ПИСЬМЕННОЕ ЗАДАНИЕ 1 »
Ответьте на вопросы по отрывку о Канте, каждый ответ отметьте той же буквой.
(a) В каком городе ученик Канта рассказал профессорам о труде в столе учителя?
(b) Фамилию какого профессора из присутствовавших называет отрывок?
(c) В каком году Кант снова переменил квартиру?
ПИСЬМЕННОЕ ЗАДАНИЕ 2 »
Определите, согласуется ли каждое утверждение с отрывком о Канте. Ответьте «да» или «нет» и приведите решающие слова отрывка.
(a) Профессора в Гёттингене встретили слова ученика Канта смехом.
(b) Хозяин петуха согласился с ним расстаться.
(c) Кант продолжал писать Герцу о своей книге.
ПИСЬМЕННОЕ ЗАДАНИЕ 3 » Продолжите отрывок о Канте, начав сразу после его последнего предложения.

ПРИВЕДЁННЫЙ ОТРЫВОК »
■ ■ ■ ■ ■

Когда один из учеников Канта, очутившись в Гёттингене, заявил в кругу тамошних профессоров, что в письменном столе его учителя лежит труд, над которым господам философам «придется попотеть», раздался смех: от этого дилетанта в философии ждать нечего. (Среди присутствовавших был профессор Федер, с его именем мы еще встретимся.)

В письменном столе Канта накапливались черновики. Книги по-прежнему не было. В письмах к Герцу он перестал о ней упоминать.

Кант нервничал. В 1775 году он снова переменил квартиру. На этот раз его изводил соседский петух, горланивший под окнами. Философ предлагал любые деньги, чтобы петуха прирезали, но хозяин не хотел с ним расставаться. Как может птица мешать человеку, к тому же прослывшему мудрецом? Сосед не желал потакать профессорской блажи. Пришлось Канту расстаться с домом Кантера.

■ ■ ■ ■ ■

ПЕРЕЧЕНЬ ЗАПИСЕЙ »

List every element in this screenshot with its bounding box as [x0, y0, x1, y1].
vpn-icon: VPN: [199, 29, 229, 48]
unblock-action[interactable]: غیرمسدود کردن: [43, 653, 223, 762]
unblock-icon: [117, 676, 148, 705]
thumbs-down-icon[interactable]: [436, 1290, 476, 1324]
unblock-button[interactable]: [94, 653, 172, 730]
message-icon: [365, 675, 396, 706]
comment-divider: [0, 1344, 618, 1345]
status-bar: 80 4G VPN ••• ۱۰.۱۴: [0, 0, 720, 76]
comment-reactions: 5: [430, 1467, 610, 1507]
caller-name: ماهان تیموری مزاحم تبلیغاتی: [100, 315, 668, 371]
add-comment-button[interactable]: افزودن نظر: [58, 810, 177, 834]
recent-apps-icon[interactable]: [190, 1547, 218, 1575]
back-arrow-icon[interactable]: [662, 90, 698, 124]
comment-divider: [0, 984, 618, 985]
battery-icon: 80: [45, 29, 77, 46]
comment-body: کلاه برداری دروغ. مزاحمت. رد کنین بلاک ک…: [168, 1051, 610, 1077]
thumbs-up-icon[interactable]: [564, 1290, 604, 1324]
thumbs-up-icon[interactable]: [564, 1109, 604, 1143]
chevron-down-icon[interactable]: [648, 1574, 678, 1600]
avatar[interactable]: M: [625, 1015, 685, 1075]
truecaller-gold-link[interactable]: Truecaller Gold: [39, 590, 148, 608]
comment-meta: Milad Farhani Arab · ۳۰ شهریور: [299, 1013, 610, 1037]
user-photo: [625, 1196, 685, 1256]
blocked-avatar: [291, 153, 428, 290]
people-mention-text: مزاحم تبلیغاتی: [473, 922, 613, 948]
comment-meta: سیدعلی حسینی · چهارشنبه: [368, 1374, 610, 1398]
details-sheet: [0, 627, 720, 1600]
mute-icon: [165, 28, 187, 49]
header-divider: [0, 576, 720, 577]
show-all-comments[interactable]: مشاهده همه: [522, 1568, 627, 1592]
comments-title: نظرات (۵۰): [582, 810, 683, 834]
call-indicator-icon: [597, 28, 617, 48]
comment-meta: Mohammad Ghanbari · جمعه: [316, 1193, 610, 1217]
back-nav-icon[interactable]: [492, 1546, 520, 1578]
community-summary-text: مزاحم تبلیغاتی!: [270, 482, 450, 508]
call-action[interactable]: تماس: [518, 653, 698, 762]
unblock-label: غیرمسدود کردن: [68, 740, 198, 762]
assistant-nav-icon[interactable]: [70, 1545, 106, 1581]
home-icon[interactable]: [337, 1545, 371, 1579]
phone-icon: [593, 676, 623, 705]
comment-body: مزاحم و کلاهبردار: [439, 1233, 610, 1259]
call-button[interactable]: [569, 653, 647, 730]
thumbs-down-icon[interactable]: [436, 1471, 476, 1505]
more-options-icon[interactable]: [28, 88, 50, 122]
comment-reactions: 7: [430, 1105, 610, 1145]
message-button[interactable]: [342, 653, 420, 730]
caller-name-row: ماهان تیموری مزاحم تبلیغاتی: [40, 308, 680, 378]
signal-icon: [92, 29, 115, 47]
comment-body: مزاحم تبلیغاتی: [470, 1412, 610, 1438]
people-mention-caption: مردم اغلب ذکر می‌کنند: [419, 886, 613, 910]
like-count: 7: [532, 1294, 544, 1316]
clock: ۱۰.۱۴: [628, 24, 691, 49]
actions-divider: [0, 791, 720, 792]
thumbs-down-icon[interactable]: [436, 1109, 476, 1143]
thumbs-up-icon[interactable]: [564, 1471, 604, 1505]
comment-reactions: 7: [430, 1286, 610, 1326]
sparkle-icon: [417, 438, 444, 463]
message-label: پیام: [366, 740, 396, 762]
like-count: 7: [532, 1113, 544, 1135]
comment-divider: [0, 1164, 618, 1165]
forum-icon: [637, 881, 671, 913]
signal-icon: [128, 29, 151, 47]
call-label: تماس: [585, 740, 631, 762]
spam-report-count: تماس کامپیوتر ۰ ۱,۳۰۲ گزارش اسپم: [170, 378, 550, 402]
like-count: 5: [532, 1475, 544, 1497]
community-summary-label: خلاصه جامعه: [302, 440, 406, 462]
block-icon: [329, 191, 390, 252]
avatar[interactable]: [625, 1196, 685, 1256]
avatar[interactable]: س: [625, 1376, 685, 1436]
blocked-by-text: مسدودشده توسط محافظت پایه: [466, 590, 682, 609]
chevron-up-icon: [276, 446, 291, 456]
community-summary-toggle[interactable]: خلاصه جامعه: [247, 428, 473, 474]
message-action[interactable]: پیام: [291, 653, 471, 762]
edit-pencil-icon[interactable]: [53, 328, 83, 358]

■ ■ ■ ■ ■

РЕЗУЛЬТАТ ВЫПОЛНЕНИЯ 1 »
(a) В Гёттингене.
(b) Федер.
(c) В 1775 году.

РЕЗУЛЬТАТ ВЫПОЛНЕНИЯ 2 »
(a) Да: «раздался смех».
(b) Нет: «но хозяин не хотел с ним расставаться».
(c) Нет: «В письмах к Герцу он перестал о ней упоминать».

РЕЗУЛЬТАТ ВЫПОЛНЕНИЯ 3 »
Переезд не потребовал особых хлопот. Имущества было немного: «чернильница, перо и нож, бумага, рукописи, книги, домашние туфли, сапоги, шуба, шапка, ночные штаны, салфетки, скатерть, полотенце, тарелки, миски, ножи и вилки, солонка, рюмки и стаканы, бутылка вина, табак, трубка, чайник, чай, сахар, щетка» (119, т. 1, с. 250). Таков реестр немудреного скарба философа, собственноручно им составленный перед отбытием в новое жилище. На новом месте (Оксенмаркт) ему живется спокойнее. Но книги все еще нет.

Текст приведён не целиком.